**Goal:** The records below hold pictures; please leave those out and retype the rest exactly.

Stored data entries:
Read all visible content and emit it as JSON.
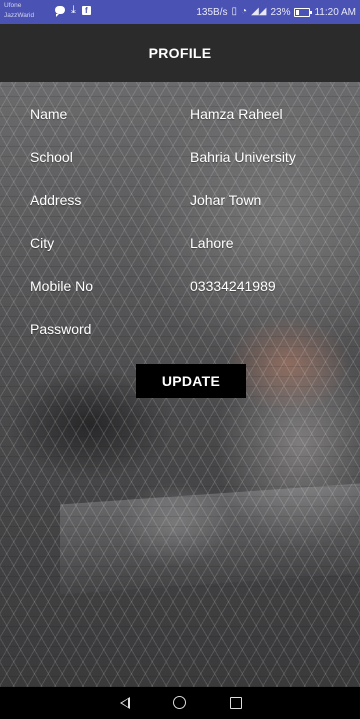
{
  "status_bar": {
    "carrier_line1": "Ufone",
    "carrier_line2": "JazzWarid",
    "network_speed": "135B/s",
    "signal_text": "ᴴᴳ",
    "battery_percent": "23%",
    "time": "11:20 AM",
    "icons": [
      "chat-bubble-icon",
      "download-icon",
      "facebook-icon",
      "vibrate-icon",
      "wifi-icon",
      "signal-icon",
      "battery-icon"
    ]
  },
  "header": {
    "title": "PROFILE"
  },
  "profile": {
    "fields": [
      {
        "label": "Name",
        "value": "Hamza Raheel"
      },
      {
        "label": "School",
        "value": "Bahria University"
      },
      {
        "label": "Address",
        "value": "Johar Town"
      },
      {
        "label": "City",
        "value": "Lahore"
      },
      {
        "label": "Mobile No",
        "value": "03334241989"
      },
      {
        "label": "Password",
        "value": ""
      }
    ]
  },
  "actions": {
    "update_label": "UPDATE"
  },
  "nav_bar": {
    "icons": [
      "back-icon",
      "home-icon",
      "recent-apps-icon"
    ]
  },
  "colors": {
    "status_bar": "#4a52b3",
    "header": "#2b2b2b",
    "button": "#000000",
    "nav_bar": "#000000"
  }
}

**Full answer:**
Read all visible content and emit it as JSON.
{
  "status_bar": {
    "carrier_line1": "Ufone",
    "carrier_line2": "JazzWarid",
    "network_speed": "135B/s",
    "signal_text": "ᴴᴳ",
    "battery_percent": "23%",
    "time": "11:20 AM",
    "icons": [
      "chat-bubble-icon",
      "download-icon",
      "facebook-icon",
      "vibrate-icon",
      "wifi-icon",
      "signal-icon",
      "battery-icon"
    ]
  },
  "header": {
    "title": "PROFILE"
  },
  "profile": {
    "fields": [
      {
        "label": "Name",
        "value": "Hamza Raheel"
      },
      {
        "label": "School",
        "value": "Bahria University"
      },
      {
        "label": "Address",
        "value": "Johar Town"
      },
      {
        "label": "City",
        "value": "Lahore"
      },
      {
        "label": "Mobile No",
        "value": "03334241989"
      },
      {
        "label": "Password",
        "value": ""
      }
    ]
  },
  "actions": {
    "update_label": "UPDATE"
  },
  "nav_bar": {
    "icons": [
      "back-icon",
      "home-icon",
      "recent-apps-icon"
    ]
  },
  "colors": {
    "status_bar": "#4a52b3",
    "header": "#2b2b2b",
    "button": "#000000",
    "nav_bar": "#000000"
  }
}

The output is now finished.